» **Problem details**: Quote all of the data that follows exactly as written, skipping the images.

» **Provided information**:
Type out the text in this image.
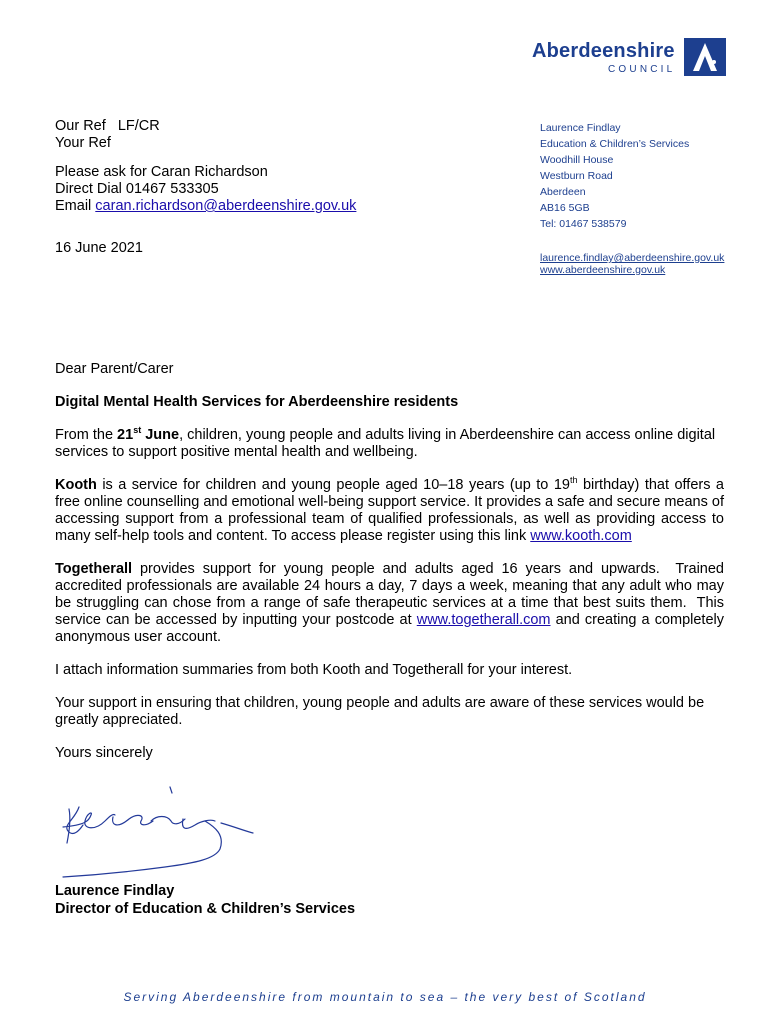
Aberdeenshire
COUNCIL
Our Ref   LF/CR
Your Ref
Please ask for Caran Richardson
Direct Dial 01467 533305
Email caran.richardson@aberdeenshire.gov.uk
16 June 2021
Laurence Findlay
Education & Children’s Services
Woodhill House
Westburn Road
Aberdeen
AB16 5GB
Tel: 01467 538579
laurence.findlay@aberdeenshire.gov.uk
www.aberdeenshire.gov.uk

Dear Parent/Carer

Digital Mental Health Services for Aberdeenshire residents

From the 21st June, children, young people and adults living in Aberdeenshire can access online digital services to support positive mental health and wellbeing.

Kooth is a service for children and young people aged 10–18 years (up to 19th birthday) that offers a free online counselling and emotional well-being support service. It provides a safe and secure means of accessing support from a professional team of qualified professionals, as well as providing access to many self-help tools and content. To access please register using this link www.kooth.com

Togetherall provides support for young people and adults aged 16 years and upwards.  Trained accredited professionals are available 24 hours a day, 7 days a week, meaning that any adult who may be struggling can chose from a range of safe therapeutic services at a time that best suits them.  This service can be accessed by inputting your postcode at www.togetherall.com and creating a completely anonymous user account.

I attach information summaries from both Kooth and Togetherall for your interest.

Your support in ensuring that children, young people and adults are aware of these services would be greatly appreciated.

Yours sincerely

Laurence Findlay
Director of Education & Children’s Services
Serving Aberdeenshire from mountain to sea – the very best of Scotland
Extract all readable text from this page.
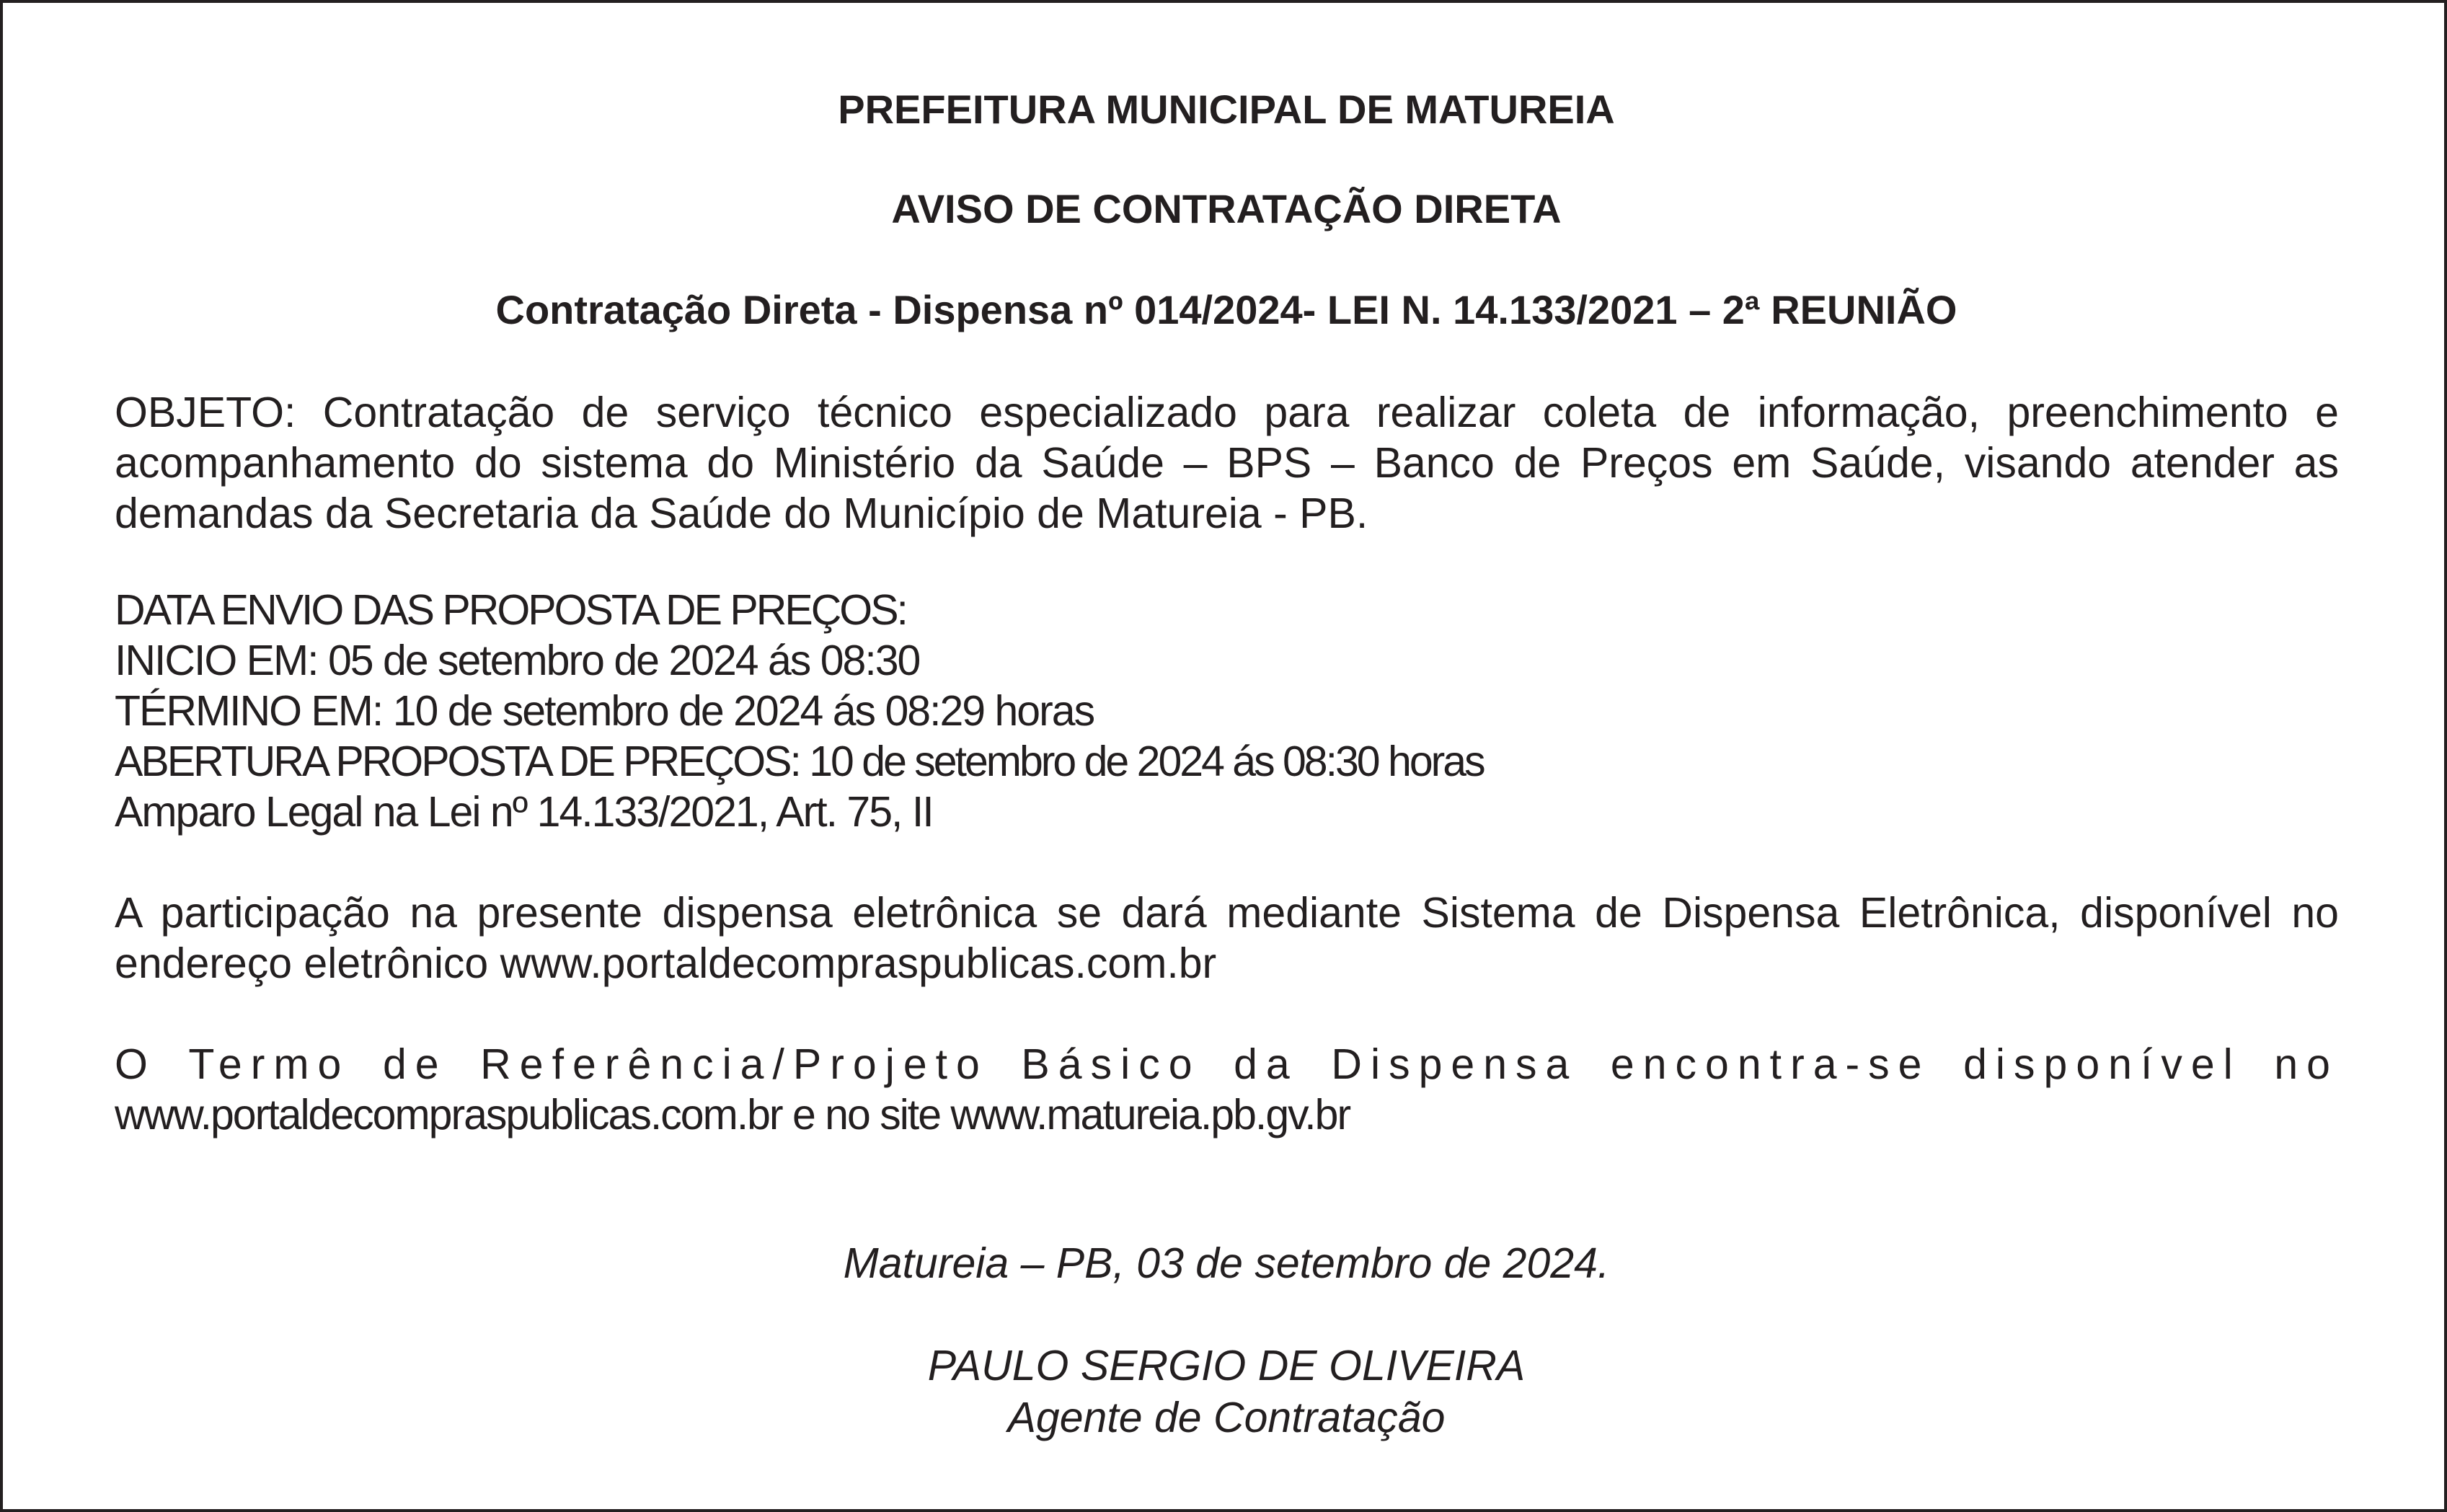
PREFEITURA MUNICIPAL DE MATUREIA
AVISO DE CONTRATAÇÃO DIRETA
Contratação Direta - Dispensa nº 014/2024- LEI N. 14.133/2021 – 2ª REUNIÃO
OBJETO: Contratação de serviço técnico especializado para realizar coleta de informação, preenchimento e acompanhamento do sistema do Ministério da Saúde – BPS – Banco de Preços em Saúde, visando atender as demandas da Secretaria da Saúde do Município de Matureia - PB.
DATA ENVIO DAS PROPOSTA DE PREÇOS:
INICIO EM: 05 de setembro de 2024 ás 08:30
TÉRMINO EM: 10 de setembro de 2024 ás 08:29 horas
ABERTURA PROPOSTA DE PREÇOS: 10 de setembro de 2024 ás 08:30 horas
Amparo Legal na Lei nº 14.133/2021, Art. 75, II
A participação na presente dispensa eletrônica se dará mediante Sistema de Dispensa Eletrônica, disponível no endereço eletrônico www.portaldecompraspublicas.com.br
O Termo de Referência/Projeto Básico da Dispensa encontra-se disponível no
www.portaldecompraspublicas.com.br e no site www.matureia.pb.gv.br
Matureia – PB, 03 de setembro de 2024.
PAULO SERGIO DE OLIVEIRA
Agente de Contratação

» **Solution to this task**:
Type out the text in this image.
Aberdeenshire
COUNCIL
Our Ref   LF/CR
Your Ref
Please ask for Caran Richardson
Direct Dial 01467 533305
Email caran.richardson@aberdeenshire.gov.uk
16 June 2021
Laurence Findlay
Education & Children’s Services
Woodhill House
Westburn Road
Aberdeen
AB16 5GB
Tel: 01467 538579
laurence.findlay@aberdeenshire.gov.uk
www.aberdeenshire.gov.uk

Dear Parent/Carer

Digital Mental Health Services for Aberdeenshire residents

From the 21st June, children, young people and adults living in Aberdeenshire can access online digital services to support positive mental health and wellbeing.

Kooth is a service for children and young people aged 10–18 years (up to 19th birthday) that offers a free online counselling and emotional well-being support service. It provides a safe and secure means of accessing support from a professional team of qualified professionals, as well as providing access to many self-help tools and content. To access please register using this link www.kooth.com

Togetherall provides support for young people and adults aged 16 years and upwards.  Trained accredited professionals are available 24 hours a day, 7 days a week, meaning that any adult who may be struggling can chose from a range of safe therapeutic services at a time that best suits them.  This service can be accessed by inputting your postcode at www.togetherall.com and creating a completely anonymous user account.

I attach information summaries from both Kooth and Togetherall for your interest.

Your support in ensuring that children, young people and adults are aware of these services would be greatly appreciated.

Yours sincerely

Laurence Findlay
Director of Education & Children’s Services
Serving Aberdeenshire from mountain to sea – the very best of Scotland
Extract all readable text from this page.
PREFEITURA MUNICIPAL DE MATUREIA
AVISO DE CONTRATAÇÃO DIRETA
Contratação Direta - Dispensa nº 014/2024- LEI N. 14.133/2021 – 2ª REUNIÃO
OBJETO: Contratação de serviço técnico especializado para realizar coleta de informação, preenchimento e acompanhamento do sistema do Ministério da Saúde – BPS – Banco de Preços em Saúde, visando atender as demandas da Secretaria da Saúde do Município de Matureia - PB.
DATA ENVIO DAS PROPOSTA DE PREÇOS:
INICIO EM: 05 de setembro de 2024 ás 08:30
TÉRMINO EM: 10 de setembro de 2024 ás 08:29 horas
ABERTURA PROPOSTA DE PREÇOS: 10 de setembro de 2024 ás 08:30 horas
Amparo Legal na Lei nº 14.133/2021, Art. 75, II
A participação na presente dispensa eletrônica se dará mediante Sistema de Dispensa Eletrônica, disponível no endereço eletrônico www.portaldecompraspublicas.com.br
O Termo de Referência/Projeto Básico da Dispensa encontra-se disponível no
www.portaldecompraspublicas.com.br e no site www.matureia.pb.gv.br
Matureia – PB, 03 de setembro de 2024.
PAULO SERGIO DE OLIVEIRA
Agente de Contratação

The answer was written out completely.